══ EXTRACTED RECORDS

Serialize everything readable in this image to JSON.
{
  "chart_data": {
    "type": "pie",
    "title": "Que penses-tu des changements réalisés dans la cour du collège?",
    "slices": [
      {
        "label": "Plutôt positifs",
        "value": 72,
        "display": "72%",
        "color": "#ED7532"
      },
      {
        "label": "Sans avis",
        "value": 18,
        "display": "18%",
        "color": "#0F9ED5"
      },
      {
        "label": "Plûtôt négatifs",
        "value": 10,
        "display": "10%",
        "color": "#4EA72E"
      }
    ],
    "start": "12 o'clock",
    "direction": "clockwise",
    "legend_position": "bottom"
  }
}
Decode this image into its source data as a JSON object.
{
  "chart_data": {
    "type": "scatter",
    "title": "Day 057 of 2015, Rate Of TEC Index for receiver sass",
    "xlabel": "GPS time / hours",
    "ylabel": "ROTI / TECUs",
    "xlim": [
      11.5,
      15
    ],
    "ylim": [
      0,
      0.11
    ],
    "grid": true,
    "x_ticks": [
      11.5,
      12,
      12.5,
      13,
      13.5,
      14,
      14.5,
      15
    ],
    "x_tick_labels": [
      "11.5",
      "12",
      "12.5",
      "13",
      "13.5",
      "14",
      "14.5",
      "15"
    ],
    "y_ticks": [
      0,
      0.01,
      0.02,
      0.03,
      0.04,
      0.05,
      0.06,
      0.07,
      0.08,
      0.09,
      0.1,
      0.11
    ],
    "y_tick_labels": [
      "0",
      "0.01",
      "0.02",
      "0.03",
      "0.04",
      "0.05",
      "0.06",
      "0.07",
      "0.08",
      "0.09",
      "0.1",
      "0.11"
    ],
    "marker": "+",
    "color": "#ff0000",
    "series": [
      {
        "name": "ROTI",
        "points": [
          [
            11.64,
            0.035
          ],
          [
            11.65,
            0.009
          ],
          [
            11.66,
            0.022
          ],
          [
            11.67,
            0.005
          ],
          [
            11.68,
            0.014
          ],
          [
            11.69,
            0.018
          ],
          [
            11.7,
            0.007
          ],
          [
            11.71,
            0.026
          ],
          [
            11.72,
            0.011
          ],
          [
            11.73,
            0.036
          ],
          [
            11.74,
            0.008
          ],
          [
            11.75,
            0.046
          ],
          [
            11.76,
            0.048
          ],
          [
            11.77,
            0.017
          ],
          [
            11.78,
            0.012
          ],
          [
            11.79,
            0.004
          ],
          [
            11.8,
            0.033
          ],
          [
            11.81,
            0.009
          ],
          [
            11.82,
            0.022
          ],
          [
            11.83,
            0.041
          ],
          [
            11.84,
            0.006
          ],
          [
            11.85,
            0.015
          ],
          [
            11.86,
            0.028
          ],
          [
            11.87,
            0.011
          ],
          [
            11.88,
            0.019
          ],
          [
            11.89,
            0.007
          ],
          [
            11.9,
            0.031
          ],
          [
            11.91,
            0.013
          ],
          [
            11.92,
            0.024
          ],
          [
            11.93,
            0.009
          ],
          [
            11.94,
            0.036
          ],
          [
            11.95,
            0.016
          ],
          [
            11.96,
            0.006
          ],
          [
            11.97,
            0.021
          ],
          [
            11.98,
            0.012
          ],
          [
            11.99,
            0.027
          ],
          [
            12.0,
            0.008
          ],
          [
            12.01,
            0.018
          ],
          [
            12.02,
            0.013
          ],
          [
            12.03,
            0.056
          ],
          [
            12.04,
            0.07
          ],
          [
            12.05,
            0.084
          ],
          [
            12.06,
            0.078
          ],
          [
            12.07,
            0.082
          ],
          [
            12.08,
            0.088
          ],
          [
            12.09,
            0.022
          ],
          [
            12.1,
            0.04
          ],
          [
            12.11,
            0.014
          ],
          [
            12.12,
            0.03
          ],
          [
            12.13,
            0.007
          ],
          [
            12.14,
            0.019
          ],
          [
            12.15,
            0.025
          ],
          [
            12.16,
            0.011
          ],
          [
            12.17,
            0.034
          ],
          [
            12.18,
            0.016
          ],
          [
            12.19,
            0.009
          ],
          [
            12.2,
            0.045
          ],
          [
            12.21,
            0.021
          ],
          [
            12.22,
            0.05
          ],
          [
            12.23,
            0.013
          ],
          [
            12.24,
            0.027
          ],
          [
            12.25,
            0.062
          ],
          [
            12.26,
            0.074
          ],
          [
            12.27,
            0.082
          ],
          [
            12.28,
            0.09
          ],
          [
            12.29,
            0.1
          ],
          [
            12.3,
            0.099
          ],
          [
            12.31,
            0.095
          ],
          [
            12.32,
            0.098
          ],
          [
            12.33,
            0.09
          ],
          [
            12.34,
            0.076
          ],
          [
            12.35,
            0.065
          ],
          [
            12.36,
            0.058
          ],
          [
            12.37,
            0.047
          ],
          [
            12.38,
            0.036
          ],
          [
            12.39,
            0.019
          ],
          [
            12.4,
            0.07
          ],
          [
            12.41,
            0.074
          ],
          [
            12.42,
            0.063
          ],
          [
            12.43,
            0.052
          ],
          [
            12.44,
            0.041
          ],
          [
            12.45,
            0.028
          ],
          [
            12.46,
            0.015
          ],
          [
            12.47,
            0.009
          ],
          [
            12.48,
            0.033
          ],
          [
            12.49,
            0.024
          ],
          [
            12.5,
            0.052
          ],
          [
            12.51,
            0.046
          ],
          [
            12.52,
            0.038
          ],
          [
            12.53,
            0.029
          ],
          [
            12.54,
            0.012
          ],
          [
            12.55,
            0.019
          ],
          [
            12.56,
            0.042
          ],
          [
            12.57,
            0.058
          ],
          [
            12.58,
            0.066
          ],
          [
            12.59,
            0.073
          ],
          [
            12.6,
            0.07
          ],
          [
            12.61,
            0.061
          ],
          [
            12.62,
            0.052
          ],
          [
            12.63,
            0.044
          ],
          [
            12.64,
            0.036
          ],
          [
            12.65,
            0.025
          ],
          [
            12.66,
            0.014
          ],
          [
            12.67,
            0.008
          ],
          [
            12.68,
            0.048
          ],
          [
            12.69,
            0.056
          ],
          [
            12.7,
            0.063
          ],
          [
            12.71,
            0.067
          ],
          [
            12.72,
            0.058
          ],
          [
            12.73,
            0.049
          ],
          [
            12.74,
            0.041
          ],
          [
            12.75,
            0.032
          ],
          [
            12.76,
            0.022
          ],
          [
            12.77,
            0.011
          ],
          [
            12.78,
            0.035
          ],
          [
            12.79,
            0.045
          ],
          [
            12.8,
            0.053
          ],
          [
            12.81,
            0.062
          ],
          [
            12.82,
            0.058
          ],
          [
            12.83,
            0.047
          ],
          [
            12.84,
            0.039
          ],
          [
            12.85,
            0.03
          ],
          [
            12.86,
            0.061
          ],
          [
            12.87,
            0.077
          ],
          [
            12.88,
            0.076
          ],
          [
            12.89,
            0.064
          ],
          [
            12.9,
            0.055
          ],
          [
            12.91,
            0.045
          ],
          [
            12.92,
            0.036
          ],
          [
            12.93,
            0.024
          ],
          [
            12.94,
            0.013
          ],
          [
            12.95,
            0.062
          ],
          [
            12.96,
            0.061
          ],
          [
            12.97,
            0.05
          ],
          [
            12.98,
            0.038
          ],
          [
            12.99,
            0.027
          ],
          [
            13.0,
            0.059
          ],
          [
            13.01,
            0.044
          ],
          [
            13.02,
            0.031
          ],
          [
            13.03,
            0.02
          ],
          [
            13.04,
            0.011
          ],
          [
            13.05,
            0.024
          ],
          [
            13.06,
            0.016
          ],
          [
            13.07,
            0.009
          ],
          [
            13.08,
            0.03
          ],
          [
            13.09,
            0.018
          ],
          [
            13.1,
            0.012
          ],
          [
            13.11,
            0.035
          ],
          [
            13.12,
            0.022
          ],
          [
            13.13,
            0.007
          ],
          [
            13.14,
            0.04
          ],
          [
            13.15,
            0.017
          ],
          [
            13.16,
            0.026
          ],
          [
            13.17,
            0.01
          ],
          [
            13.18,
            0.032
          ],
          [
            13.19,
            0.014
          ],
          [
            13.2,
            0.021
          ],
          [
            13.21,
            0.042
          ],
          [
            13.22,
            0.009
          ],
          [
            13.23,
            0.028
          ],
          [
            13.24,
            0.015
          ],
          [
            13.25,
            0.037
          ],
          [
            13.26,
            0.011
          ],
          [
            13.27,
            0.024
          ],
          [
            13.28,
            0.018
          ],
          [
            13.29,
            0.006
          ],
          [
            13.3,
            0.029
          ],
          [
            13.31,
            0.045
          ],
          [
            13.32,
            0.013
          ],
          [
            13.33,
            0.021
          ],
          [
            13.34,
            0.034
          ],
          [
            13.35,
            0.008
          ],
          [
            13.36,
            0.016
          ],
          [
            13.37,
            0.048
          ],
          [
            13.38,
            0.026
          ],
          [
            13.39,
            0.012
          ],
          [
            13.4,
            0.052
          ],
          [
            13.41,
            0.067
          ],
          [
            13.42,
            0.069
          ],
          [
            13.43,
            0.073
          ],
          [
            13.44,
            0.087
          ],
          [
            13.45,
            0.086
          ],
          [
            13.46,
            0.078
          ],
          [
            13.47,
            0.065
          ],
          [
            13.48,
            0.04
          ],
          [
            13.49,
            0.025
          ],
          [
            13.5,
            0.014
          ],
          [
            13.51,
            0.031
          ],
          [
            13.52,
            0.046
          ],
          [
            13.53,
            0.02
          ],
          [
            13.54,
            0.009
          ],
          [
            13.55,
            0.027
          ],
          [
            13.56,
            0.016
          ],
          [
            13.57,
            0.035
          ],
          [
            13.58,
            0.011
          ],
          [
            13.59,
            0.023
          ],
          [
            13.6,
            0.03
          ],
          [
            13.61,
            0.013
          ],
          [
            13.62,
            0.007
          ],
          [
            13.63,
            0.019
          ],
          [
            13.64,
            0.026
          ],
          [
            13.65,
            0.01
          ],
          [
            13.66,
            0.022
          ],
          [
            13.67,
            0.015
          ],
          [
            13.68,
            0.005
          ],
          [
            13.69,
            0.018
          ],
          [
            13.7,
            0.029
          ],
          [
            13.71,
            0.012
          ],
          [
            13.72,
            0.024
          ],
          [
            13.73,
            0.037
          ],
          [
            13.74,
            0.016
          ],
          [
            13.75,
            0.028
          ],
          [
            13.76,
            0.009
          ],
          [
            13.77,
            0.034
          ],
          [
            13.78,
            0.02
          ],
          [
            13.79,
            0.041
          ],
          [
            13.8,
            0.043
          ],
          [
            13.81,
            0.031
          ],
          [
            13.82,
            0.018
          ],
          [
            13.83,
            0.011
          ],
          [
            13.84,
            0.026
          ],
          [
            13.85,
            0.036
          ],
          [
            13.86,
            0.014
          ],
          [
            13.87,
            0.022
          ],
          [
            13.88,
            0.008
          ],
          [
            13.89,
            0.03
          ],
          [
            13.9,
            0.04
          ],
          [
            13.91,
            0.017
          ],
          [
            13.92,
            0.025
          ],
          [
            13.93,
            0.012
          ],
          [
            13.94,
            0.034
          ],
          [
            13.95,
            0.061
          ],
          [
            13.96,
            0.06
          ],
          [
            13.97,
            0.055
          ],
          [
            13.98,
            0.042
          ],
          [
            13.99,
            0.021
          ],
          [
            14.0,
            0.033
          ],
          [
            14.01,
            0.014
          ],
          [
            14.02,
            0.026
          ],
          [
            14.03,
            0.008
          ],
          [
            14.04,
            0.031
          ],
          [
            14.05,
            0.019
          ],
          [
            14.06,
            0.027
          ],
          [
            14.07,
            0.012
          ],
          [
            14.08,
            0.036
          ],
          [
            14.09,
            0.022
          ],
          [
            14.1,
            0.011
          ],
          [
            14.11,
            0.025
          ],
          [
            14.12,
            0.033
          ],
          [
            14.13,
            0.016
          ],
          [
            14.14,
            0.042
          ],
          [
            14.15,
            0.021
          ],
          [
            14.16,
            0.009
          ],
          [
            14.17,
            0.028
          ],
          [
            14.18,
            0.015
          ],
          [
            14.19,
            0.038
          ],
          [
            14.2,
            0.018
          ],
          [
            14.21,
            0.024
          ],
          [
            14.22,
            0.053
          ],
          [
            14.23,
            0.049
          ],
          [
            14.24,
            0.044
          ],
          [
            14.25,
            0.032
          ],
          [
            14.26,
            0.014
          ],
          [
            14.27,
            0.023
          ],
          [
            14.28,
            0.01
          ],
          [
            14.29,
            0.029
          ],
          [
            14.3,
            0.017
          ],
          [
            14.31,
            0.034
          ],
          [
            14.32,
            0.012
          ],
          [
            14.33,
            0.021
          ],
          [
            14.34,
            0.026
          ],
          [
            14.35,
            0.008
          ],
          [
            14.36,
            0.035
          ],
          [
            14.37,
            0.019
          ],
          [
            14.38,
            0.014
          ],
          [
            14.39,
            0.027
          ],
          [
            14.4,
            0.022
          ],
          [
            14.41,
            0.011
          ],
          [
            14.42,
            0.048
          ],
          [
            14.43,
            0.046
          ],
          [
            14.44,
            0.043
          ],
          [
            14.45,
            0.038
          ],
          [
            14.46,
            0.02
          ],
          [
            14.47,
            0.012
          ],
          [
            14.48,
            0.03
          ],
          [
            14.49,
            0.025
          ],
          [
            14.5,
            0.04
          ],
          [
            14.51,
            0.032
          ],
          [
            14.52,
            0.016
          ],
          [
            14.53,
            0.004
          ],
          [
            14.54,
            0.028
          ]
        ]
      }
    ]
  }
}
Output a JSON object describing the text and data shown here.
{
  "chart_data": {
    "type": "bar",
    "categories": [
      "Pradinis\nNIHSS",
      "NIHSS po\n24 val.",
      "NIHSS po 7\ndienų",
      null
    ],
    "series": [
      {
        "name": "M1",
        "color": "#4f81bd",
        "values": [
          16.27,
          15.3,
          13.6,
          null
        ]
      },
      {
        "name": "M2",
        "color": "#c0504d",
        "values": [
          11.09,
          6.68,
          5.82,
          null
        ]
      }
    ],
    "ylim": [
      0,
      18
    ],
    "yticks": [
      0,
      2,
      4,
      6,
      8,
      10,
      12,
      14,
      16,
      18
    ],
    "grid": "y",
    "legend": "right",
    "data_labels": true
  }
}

════

* SHORT EXERCISE *
Pull every line containing the word "this" out of the entries above.

* TASK OUTPUT *
Serialize everything readable in this image to JSON.
Decode this image into its source data as a JSON object.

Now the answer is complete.